>> Start Exercise data

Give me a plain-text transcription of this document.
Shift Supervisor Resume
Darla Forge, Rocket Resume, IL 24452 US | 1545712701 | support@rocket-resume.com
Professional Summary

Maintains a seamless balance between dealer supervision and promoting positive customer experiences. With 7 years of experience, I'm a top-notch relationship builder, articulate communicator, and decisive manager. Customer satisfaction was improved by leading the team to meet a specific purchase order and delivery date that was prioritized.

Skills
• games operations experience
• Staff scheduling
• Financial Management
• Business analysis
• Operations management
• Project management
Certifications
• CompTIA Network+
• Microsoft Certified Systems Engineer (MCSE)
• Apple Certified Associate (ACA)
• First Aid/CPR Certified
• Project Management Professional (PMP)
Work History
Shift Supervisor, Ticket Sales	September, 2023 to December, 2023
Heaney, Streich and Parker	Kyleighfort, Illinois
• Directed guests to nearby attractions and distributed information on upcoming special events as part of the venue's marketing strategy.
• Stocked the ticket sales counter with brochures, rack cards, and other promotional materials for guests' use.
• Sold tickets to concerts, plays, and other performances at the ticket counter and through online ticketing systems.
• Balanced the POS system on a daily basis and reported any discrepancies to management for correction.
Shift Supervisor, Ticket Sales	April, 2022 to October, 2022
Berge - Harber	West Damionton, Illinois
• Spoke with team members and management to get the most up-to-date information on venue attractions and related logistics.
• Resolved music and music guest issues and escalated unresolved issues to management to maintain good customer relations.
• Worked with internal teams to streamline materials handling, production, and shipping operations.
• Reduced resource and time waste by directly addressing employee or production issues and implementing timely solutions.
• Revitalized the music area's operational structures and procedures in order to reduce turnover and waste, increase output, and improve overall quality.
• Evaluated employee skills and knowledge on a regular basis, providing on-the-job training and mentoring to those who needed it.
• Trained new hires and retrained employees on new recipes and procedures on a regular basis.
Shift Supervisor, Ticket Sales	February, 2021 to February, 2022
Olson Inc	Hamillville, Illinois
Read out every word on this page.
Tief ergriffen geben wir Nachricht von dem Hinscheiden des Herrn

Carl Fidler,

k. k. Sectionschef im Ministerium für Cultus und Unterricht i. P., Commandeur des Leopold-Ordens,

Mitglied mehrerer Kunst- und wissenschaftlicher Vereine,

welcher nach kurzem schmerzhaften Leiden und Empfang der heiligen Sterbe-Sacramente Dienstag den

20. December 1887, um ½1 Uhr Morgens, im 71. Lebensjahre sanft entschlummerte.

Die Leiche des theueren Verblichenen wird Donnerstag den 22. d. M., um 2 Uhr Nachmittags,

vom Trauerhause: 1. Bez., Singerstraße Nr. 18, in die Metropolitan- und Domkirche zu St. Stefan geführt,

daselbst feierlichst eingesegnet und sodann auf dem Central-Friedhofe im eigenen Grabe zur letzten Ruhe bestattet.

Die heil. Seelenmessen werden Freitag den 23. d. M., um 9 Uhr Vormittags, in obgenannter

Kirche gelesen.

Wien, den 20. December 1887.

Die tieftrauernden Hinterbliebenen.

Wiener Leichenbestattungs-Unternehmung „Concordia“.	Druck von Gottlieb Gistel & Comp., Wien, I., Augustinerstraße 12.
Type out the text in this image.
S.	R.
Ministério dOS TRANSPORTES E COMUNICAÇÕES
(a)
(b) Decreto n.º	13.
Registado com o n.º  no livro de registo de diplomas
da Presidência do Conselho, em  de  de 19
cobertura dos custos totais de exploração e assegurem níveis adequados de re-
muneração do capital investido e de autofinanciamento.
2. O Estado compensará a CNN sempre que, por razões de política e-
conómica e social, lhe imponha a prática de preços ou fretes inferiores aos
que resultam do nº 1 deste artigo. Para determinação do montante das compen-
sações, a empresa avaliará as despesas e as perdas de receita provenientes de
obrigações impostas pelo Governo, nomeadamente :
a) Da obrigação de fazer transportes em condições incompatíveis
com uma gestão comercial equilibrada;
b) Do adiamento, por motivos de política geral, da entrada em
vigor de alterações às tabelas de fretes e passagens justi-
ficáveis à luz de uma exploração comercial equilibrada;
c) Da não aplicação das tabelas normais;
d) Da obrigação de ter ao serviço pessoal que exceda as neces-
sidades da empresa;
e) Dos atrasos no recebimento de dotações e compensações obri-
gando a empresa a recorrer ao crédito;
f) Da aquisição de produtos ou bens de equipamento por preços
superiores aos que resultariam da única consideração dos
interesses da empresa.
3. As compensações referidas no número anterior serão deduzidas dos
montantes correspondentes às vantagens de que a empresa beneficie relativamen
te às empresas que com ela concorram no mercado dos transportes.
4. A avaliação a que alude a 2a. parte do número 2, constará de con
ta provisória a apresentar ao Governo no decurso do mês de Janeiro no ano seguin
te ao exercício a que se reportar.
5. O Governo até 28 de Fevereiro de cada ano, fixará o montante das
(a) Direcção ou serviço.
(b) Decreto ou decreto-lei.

>> End Exercise data

__Task brief__
Pull every line containing "date" out of the records.

__Final result__
Maintains a seamless balance between dealer supervision and promoting positive customer experiences. With 7 years of experience, I'm a top-notch relationship builder, articulate communicator, and decisive manager. Customer satisfaction was improved by leading the team to meet a specific purchase order and delivery date that was prioritized.
• Spoke with team members and management to get the most up-to-date information on venue attractions and related logistics.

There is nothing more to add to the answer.